__The problem__
Every record here should be printed again exactly.

Collected data entries:
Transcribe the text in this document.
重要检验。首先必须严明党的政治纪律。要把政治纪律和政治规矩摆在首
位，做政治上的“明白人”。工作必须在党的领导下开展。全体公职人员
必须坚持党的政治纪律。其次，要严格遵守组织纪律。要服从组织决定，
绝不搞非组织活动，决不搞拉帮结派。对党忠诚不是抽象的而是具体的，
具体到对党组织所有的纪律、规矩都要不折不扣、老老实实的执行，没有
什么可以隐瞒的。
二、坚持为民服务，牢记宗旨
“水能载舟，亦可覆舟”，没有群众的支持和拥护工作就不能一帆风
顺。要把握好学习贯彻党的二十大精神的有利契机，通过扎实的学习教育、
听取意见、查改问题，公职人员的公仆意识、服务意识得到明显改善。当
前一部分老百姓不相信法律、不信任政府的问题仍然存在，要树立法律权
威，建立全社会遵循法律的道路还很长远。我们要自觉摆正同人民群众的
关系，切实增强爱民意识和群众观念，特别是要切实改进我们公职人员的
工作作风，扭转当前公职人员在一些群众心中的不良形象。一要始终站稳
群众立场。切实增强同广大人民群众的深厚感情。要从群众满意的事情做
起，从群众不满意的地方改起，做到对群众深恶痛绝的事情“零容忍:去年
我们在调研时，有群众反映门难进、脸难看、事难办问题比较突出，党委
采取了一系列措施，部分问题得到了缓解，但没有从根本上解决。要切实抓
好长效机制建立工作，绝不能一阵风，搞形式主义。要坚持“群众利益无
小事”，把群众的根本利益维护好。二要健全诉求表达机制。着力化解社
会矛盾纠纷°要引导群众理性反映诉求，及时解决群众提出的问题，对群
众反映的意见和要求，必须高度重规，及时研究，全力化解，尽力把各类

__Response__
Transcribe the text in this document.
重要检验。首先必须严明党的政治纪律。要把政治纪律和政治规矩摆在首
位，做政治上的“明白人”。工作必须在党的领导下开展。全体公职人员
必须坚持党的政治纪律。其次，要严格遵守组织纪律。要服从组织决定，
绝不搞非组织活动，决不搞拉帮结派。对党忠诚不是抽象的而是具体的，
具体到对党组织所有的纪律、规矩都要不折不扣、老老实实的执行，没有
什么可以隐瞒的。
二、坚持为民服务，牢记宗旨
“水能载舟，亦可覆舟”，没有群众的支持和拥护工作就不能一帆风
顺。要把握好学习贯彻党的二十大精神的有利契机，通过扎实的学习教育、
听取意见、查改问题，公职人员的公仆意识、服务意识得到明显改善。当
前一部分老百姓不相信法律、不信任政府的问题仍然存在，要树立法律权
威，建立全社会遵循法律的道路还很长远。我们要自觉摆正同人民群众的
关系，切实增强爱民意识和群众观念，特别是要切实改进我们公职人员的
工作作风，扭转当前公职人员在一些群众心中的不良形象。一要始终站稳
群众立场。切实增强同广大人民群众的深厚感情。要从群众满意的事情做
起，从群众不满意的地方改起，做到对群众深恶痛绝的事情“零容忍:去年
我们在调研时，有群众反映门难进、脸难看、事难办问题比较突出，党委
采取了一系列措施，部分问题得到了缓解，但没有从根本上解决。要切实抓
好长效机制建立工作，绝不能一阵风，搞形式主义。要坚持“群众利益无
小事”，把群众的根本利益维护好。二要健全诉求表达机制。着力化解社
会矛盾纠纷°要引导群众理性反映诉求，及时解决群众提出的问题，对群
众反映的意见和要求，必须高度重规，及时研究，全力化解，尽力把各类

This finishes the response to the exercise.